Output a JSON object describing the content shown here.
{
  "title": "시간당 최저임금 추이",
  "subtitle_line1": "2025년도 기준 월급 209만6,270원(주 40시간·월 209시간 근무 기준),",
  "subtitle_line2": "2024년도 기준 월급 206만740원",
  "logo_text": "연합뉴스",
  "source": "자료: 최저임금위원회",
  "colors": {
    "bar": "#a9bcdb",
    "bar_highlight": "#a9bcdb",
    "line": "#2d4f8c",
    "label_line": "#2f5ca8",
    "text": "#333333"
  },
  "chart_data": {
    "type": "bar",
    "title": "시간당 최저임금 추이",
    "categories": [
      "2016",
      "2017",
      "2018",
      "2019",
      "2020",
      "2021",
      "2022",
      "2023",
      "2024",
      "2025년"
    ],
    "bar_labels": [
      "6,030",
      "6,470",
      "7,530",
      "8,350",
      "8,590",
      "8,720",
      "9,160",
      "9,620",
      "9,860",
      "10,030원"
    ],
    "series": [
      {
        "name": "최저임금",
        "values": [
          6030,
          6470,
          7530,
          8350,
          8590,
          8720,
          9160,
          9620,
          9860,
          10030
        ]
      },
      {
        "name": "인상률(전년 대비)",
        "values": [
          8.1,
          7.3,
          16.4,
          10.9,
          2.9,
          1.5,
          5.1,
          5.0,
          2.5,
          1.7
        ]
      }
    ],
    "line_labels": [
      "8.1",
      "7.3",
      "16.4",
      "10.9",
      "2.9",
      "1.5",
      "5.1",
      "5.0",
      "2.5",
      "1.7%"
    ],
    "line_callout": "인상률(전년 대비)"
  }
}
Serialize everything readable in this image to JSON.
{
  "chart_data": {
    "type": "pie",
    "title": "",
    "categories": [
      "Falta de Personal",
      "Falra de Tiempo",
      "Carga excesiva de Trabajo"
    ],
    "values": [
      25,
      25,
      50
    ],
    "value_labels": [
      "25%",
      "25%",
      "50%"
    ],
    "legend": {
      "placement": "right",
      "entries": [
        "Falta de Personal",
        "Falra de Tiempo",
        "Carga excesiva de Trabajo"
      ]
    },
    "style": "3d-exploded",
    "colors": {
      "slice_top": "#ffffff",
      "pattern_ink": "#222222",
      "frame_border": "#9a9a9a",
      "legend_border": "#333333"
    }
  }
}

========================================================================

[Requirement] Can you reproduce all the material exactly?

[Final result]
Output a JSON object describing the content shown here.
{
  "title": "시간당 최저임금 추이",
  "subtitle_line1": "2025년도 기준 월급 209만6,270원(주 40시간·월 209시간 근무 기준),",
  "subtitle_line2": "2024년도 기준 월급 206만740원",
  "logo_text": "연합뉴스",
  "source": "자료: 최저임금위원회",
  "colors": {
    "bar": "#a9bcdb",
    "bar_highlight": "#a9bcdb",
    "line": "#2d4f8c",
    "label_line": "#2f5ca8",
    "text": "#333333"
  },
  "chart_data": {
    "type": "bar",
    "title": "시간당 최저임금 추이",
    "categories": [
      "2016",
      "2017",
      "2018",
      "2019",
      "2020",
      "2021",
      "2022",
      "2023",
      "2024",
      "2025년"
    ],
    "bar_labels": [
      "6,030",
      "6,470",
      "7,530",
      "8,350",
      "8,590",
      "8,720",
      "9,160",
      "9,620",
      "9,860",
      "10,030원"
    ],
    "series": [
      {
        "name": "최저임금",
        "values": [
          6030,
          6470,
          7530,
          8350,
          8590,
          8720,
          9160,
          9620,
          9860,
          10030
        ]
      },
      {
        "name": "인상률(전년 대비)",
        "values": [
          8.1,
          7.3,
          16.4,
          10.9,
          2.9,
          1.5,
          5.1,
          5.0,
          2.5,
          1.7
        ]
      }
    ],
    "line_labels": [
      "8.1",
      "7.3",
      "16.4",
      "10.9",
      "2.9",
      "1.5",
      "5.1",
      "5.0",
      "2.5",
      "1.7%"
    ],
    "line_callout": "인상률(전년 대비)"
  }
}
Serialize everything readable in this image to JSON.
{
  "chart_data": {
    "type": "pie",
    "title": "",
    "categories": [
      "Falta de Personal",
      "Falra de Tiempo",
      "Carga excesiva de Trabajo"
    ],
    "values": [
      25,
      25,
      50
    ],
    "value_labels": [
      "25%",
      "25%",
      "50%"
    ],
    "legend": {
      "placement": "right",
      "entries": [
        "Falta de Personal",
        "Falra de Tiempo",
        "Carga excesiva de Trabajo"
      ]
    },
    "style": "3d-exploded",
    "colors": {
      "slice_top": "#ffffff",
      "pattern_ink": "#222222",
      "frame_border": "#9a9a9a",
      "legend_border": "#333333"
    }
  }
}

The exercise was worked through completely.